KD: “Do some research and support existing activists and organizations in your area who are working within this sphere. In Toronto, there are countless options and a variety of ways to get involved. Raise awareness, use social media for good, talk to people in your life about the issues you’re passionate about, attend events, march, rally and do your part. You don’t have to take on the burdens of ending domestic violence on your own. Take a step, learn, support, donate. Do what you can.”

ACE: What will be the biggest challenge for the generation of women behind you?

KD: “I think their biggest challenge will be combatting violence against women and girls online. The internet has empowered many and that’s good news and bad news. Abuse and violence being perpetrated online is different because people can be anonymous and experience no consequences for their actions. Things are getting better, but social media has the power to give voice and silence, and as it stands, it can be a vile and unsafe space for many. Changing that will take time, and it will be reliant on the elimination of violence against women and girls offline. Though I’m hopeful that one day this may become a reality, I’m painfully aware of how far away we are from it.”

ACE: What are you doing to keep growing as a leader?

KD: “I have leaders that I look up to, and I am constantly trying to learn from them. I also try to get myself involved in various organizations, committees and events to grow as a person, to grow my knowledge and to practice my public speaking so that when I have the opportunity to lead, I am comfortable doing so. It’s an ever-evolving process, and I don’t anticipate an end to the learning.”

ACE: Which women inspire you and why?

KD: “The list is endless but I’ll name a few. Zainab Salbi, Jessica Valenti, Julia Lalonde, Cindy Blackstock, Debbie Douglas, Mona Elthaway and the women in my family! Their passion, grit, wit, intelligence, strength, humility and commitment to making this world a better, more just place never cease to inspire me. They all approach their work and lives in a different way, and they may have different areas of justice that they focus on, but I admire all of them and learn from them constantly.”

ACE: How did you get involved in the Women’s March on Washington: Toronto?

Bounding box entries
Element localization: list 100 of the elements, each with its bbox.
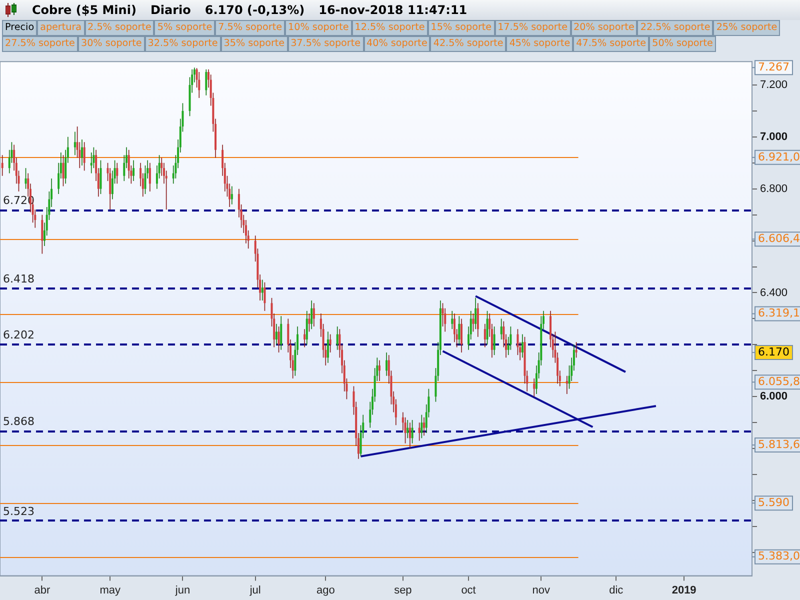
text: 47.5% soporte (573, 36, 650, 52)
text: 32.5% soporte (144, 36, 221, 52)
text: 42.5% soporte (430, 36, 506, 52)
x-tick-label: jun (174, 584, 190, 596)
candlestick (484, 323, 486, 348)
candlestick (566, 375, 568, 394)
ref-line-label: 6.319,1 (758, 306, 800, 320)
candlestick (205, 68, 208, 96)
x-tick-label: nov (532, 584, 551, 596)
ref-line-label: 5.523 (3, 504, 34, 518)
candlestick (575, 342, 578, 358)
x-tick-label: may (100, 584, 121, 596)
ref-line-label: 5.383,0 (758, 550, 800, 563)
candlestick (420, 414, 423, 439)
candlestick (472, 313, 474, 332)
ref-line-label: 6.055,8 (758, 374, 800, 388)
candlestick (230, 186, 233, 205)
y-tick-label: 6.000 (760, 390, 788, 403)
candlestick (275, 323, 278, 346)
text: 30% soporte (78, 36, 145, 52)
candlestick (474, 298, 477, 330)
candlestick (411, 420, 414, 444)
candlestick (310, 300, 313, 330)
candlestick (336, 326, 338, 350)
candlestick (148, 162, 151, 192)
text: apertura (37, 20, 85, 36)
candlestick (533, 378, 536, 398)
text: 17.5% soporte (494, 20, 571, 36)
text: 2.5% soporte (84, 20, 154, 36)
candlestick (458, 316, 460, 346)
text: 20% soporte (570, 20, 638, 36)
text: 40% soporte (364, 36, 430, 52)
text: 22.5% soporte (637, 20, 714, 36)
ref-line-label: 6.418 (3, 272, 34, 286)
text: Precio (2, 20, 38, 36)
candlestick (460, 318, 463, 353)
text: 5% soporte (154, 20, 216, 36)
ref-line-label: 6.921,0 (758, 150, 800, 164)
ref-line-label: 5.813,6 (758, 438, 800, 451)
candlestick (308, 313, 310, 332)
candlestick (304, 328, 306, 348)
text: 37.5% soporte (288, 36, 364, 52)
text: 12.5% soporte (352, 20, 428, 36)
candlestick (486, 310, 488, 346)
candlestick (312, 302, 315, 327)
candlestick (418, 422, 420, 442)
x-tick-label: jul (248, 584, 261, 596)
text: 16-nov-2018 11:47:11 (318, 3, 468, 17)
candlestick (24, 168, 27, 190)
candlestick (100, 160, 102, 194)
candlestick (62, 154, 64, 187)
chart-title: Cobre ($5 Mini) (32, 3, 136, 17)
candlestick (261, 279, 264, 301)
candlestick (521, 334, 524, 358)
candlestick (83, 142, 86, 172)
y-tick-label: 7.000 (760, 130, 788, 143)
candlestick (278, 326, 280, 353)
candlestick (80, 139, 83, 166)
text: 45% soporte (506, 36, 574, 52)
text: 7.267 (758, 60, 790, 74)
x-tick-label: abr (34, 584, 50, 596)
candlestick (408, 422, 411, 449)
y-tick-label: 7.200 (760, 79, 788, 92)
candlestick (74, 131, 76, 156)
text: 50% soporte (649, 36, 716, 52)
x-tick-label: dic (609, 584, 624, 596)
candlestick (1, 154, 4, 176)
candlestick (386, 352, 388, 376)
y-tick-label: 6.400 (760, 286, 788, 299)
candlestick (132, 160, 135, 182)
candlestick (280, 316, 282, 350)
y-tick-label: 6.800 (760, 182, 788, 195)
candlestick (476, 302, 479, 338)
chart-subtitle: Diario (150, 3, 191, 17)
text: 6.170 (-0,13%) (204, 3, 305, 17)
candlestick (329, 334, 332, 353)
candlestick (451, 310, 454, 330)
candlestick (326, 331, 329, 364)
x-tick-label: 2019 (672, 584, 696, 596)
ref-line-label: 6.202 (3, 328, 34, 342)
text: 35% soporte (220, 36, 288, 52)
ref-line-label: 6.606,4 (758, 232, 800, 245)
candlestick (116, 162, 118, 184)
text: 6.170 (758, 345, 790, 358)
candlestick (406, 420, 409, 439)
candlestick (500, 318, 502, 340)
text: 25% soporte (713, 20, 780, 36)
candlestick (41, 214, 44, 254)
ref-line-label: 5.590 (758, 496, 790, 509)
text: 10% soporte (284, 20, 352, 36)
candlestick (306, 310, 308, 346)
candlestick (378, 360, 381, 382)
x-tick-label: ago (316, 584, 335, 596)
text: 7.5% soporte (215, 20, 285, 36)
candlestick (493, 326, 496, 356)
text: 15% soporte (428, 20, 495, 36)
candlestick (264, 282, 266, 312)
x-tick-label: oct (461, 584, 476, 596)
candlestick (423, 416, 426, 436)
ref-line-label: 5.868 (3, 415, 34, 428)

#### Exercises
1. Quote the interview text from "ACE: What are" to "you and why?".
2. In the interview, what does KD name as the biggest challenge for the generation of women behind her?
3. Proceed with the interview about activism against violence toward women, picking up after its final line.

#### Results for each task
1.
ACE: What are you doing to keep growing as a leader?

KD: “I have leaders that I look up to, and I am constantly trying to learn from them. I also try to get myself involved in various organizations, committees and events to grow as a person, to grow my knowledge and to practice my public speaking so that when I have the opportunity to lead, I am comfortable doing so. It’s an ever-evolving process, and I don’t anticipate an end to the learning.”

ACE: Which women inspire you and why?

2. Combatting violence against women and girls online.

3.
KD: “I found a Facebook event page, contacted the organizers and said I’d be happy to help. They were happy to have me on board because I had some experience organizing events. I called to book Queen’s Park, and I was told another woman had called to do so, and I was asked if I wanted to speak to her. That’s how I met Deb and together we co-chaired the committee that organized the march.”

ACE: What surprised you most about the women’s march in Toronto?

KD: “Honestly, our ability to pull off an organized and well attended march in such a short time having no prior experience working with each other. I didn’t know anyone who was on the committee that first year, but we were all committed to putting together a rally and march that would bring people together in a positive way. It was a beautiful day. One I’ll never forget.”

ACE: What does equality mean to you and what do you think are the most fundamental steps to achieving it?

KD: “To me, gender equality means access to exercising your rights and having opportunities to pursue your education, career and life aspirations. When there is no implication on your success, however you choose to define that, based on gender identity we’ve been successful. But gender equality cannot be achieved in isolation; we need equality on all fronts, and we must pursue the advancement of equality through an intersectional lens. The first step is recognizing that those intersections impact access to justice, and that there is no one way or one solution that will work for all women and girls. Engaging and educating everyone, especially men to see that equality benefits all of us and doesn’t disproportionately advantage one over the other is also key. And, another step is recognizing that equality will continue to elude us unless we breakdown the patriarchal way our society is organized. I think that provides us a good start.”

ACE: What is your proudest accomplishment to date?

KD: “Standing in front of 60,000 people and getting them to cheer and chant along with you is high on the list. The march is certainly an event I’m proud to have helped organize, but in the end, there isn’t any one big thing. I’m proud that through We Talk Women I’ve managed to inform and inspire a few people over the years. I’m proud that people feel comfortable and safe coming to me and disclosing violence that they have experienced; that I’ve become a resource for survivors or people trying to support survivors. I’m very proud that I pitched and ran a program at a local women’s shelter through which I used to take women out for walks to connect them with nature and help them enjoy a few moments of peace. I met women through those walks whose stories I’ll never forget. I have been the recipient of a few medals/awards and that level of recognition is wonderful. In the end, I aspire to live a life that will be filled with big and small moments like these.”

ACE: If you could give one piece of advice to your younger self, what would it be?

KD: “Let the loudest voice in your head be your voice not the voice of anyone else.”